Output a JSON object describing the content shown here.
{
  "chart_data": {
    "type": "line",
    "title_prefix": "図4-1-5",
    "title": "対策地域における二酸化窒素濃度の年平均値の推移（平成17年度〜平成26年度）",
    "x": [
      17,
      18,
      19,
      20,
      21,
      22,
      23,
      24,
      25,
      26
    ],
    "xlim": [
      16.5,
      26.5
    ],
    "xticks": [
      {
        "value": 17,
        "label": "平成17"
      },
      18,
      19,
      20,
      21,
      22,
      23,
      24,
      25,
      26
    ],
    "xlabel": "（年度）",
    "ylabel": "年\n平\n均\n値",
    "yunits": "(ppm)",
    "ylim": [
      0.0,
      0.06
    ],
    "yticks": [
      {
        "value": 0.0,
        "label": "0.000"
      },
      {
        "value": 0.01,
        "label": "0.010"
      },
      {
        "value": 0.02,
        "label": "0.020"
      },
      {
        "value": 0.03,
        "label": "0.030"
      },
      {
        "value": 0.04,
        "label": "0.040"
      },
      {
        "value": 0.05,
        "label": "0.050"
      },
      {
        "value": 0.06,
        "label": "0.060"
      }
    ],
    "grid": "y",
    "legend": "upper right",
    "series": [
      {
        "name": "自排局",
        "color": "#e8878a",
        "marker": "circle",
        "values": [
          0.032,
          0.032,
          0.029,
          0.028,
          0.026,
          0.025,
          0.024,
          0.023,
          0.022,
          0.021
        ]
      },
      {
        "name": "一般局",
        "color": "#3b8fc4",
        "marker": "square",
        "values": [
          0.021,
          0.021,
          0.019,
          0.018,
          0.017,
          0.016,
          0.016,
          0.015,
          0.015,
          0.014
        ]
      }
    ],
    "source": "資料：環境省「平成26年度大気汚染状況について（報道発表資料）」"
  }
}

--

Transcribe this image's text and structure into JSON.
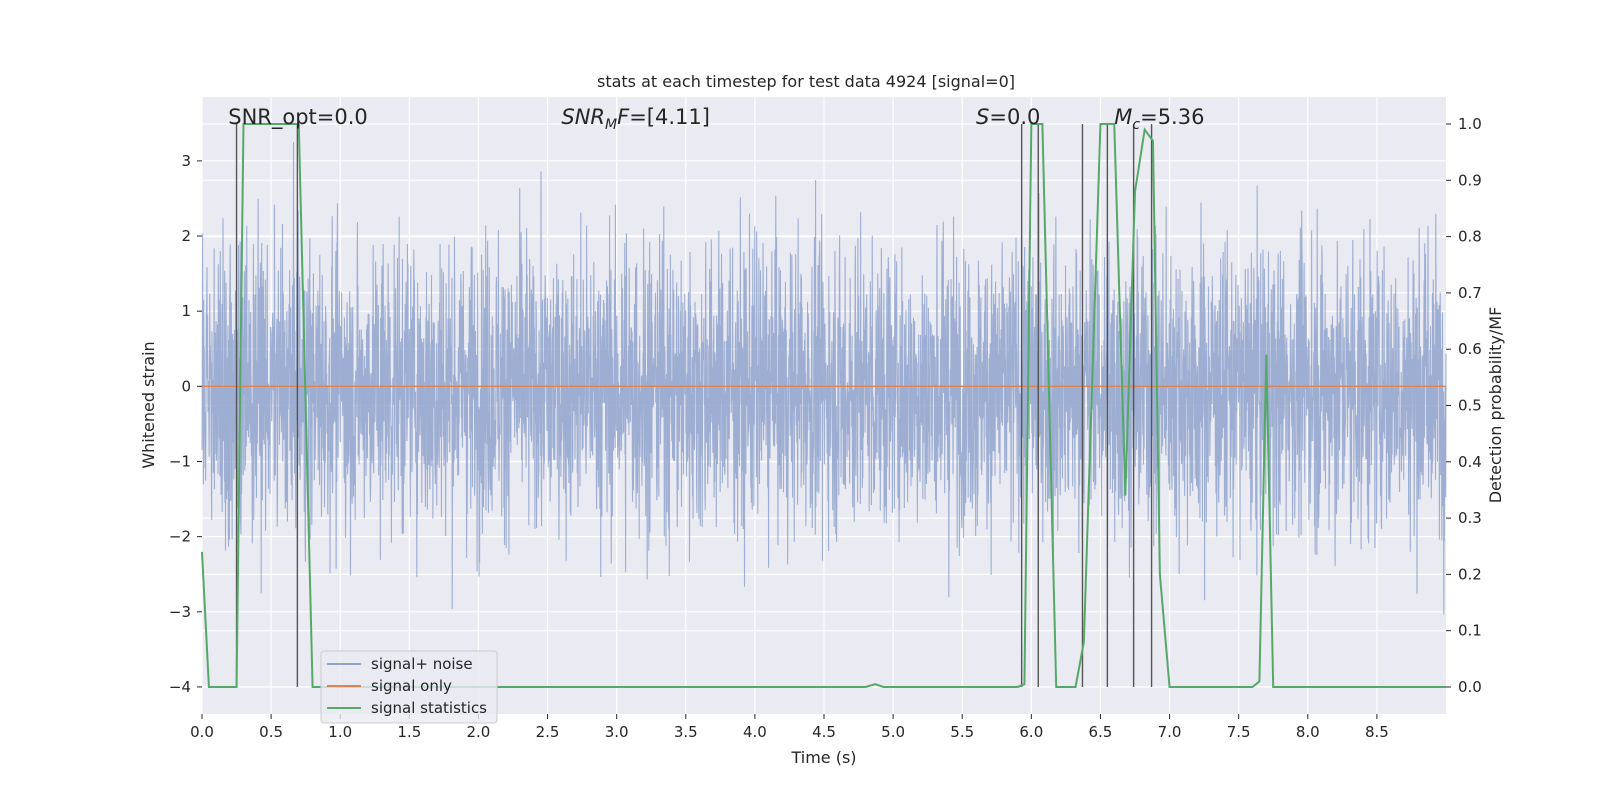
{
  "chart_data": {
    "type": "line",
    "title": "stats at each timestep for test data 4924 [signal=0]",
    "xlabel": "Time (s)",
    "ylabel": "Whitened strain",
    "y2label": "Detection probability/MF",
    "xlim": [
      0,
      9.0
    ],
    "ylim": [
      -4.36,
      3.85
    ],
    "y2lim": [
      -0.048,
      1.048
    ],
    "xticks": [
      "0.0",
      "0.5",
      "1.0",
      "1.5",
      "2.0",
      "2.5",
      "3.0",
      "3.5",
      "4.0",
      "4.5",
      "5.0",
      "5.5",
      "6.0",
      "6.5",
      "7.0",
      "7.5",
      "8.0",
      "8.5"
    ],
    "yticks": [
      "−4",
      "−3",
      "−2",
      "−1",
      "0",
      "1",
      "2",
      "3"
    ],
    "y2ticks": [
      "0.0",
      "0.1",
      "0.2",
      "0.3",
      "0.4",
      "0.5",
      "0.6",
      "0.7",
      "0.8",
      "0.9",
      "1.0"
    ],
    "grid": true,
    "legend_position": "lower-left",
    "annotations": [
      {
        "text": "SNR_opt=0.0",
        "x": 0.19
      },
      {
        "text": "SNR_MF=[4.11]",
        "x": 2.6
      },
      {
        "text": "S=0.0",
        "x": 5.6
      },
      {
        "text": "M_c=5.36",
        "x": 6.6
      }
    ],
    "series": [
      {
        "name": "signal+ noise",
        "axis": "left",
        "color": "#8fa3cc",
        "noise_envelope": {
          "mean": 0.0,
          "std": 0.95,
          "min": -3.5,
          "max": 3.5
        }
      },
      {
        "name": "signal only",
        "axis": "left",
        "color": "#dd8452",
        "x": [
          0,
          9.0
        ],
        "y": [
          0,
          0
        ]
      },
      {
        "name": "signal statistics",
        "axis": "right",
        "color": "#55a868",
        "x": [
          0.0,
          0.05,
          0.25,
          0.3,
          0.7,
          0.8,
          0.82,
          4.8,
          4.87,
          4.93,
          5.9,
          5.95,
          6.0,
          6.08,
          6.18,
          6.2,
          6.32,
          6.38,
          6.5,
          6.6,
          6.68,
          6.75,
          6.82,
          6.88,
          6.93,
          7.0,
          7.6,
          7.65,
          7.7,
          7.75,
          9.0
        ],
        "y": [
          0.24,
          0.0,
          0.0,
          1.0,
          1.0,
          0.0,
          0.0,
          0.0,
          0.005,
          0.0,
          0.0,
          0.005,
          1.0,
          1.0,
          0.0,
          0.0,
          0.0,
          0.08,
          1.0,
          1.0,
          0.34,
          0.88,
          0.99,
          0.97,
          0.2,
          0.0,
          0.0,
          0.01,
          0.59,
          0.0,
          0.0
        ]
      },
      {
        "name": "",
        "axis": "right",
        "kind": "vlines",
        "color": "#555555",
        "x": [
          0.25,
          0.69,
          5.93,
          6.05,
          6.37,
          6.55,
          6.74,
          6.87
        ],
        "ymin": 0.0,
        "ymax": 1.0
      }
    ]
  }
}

**Task description:**
From the listing above, pick out every line containing "text".

**Complete answer:**
Transcribe this image's text and structure into JSON.
        "text": "SNR_opt=0.0",
        "text": "SNR_MF=[4.11]",
        "text": "S=0.0",
        "text": "M_c=5.36",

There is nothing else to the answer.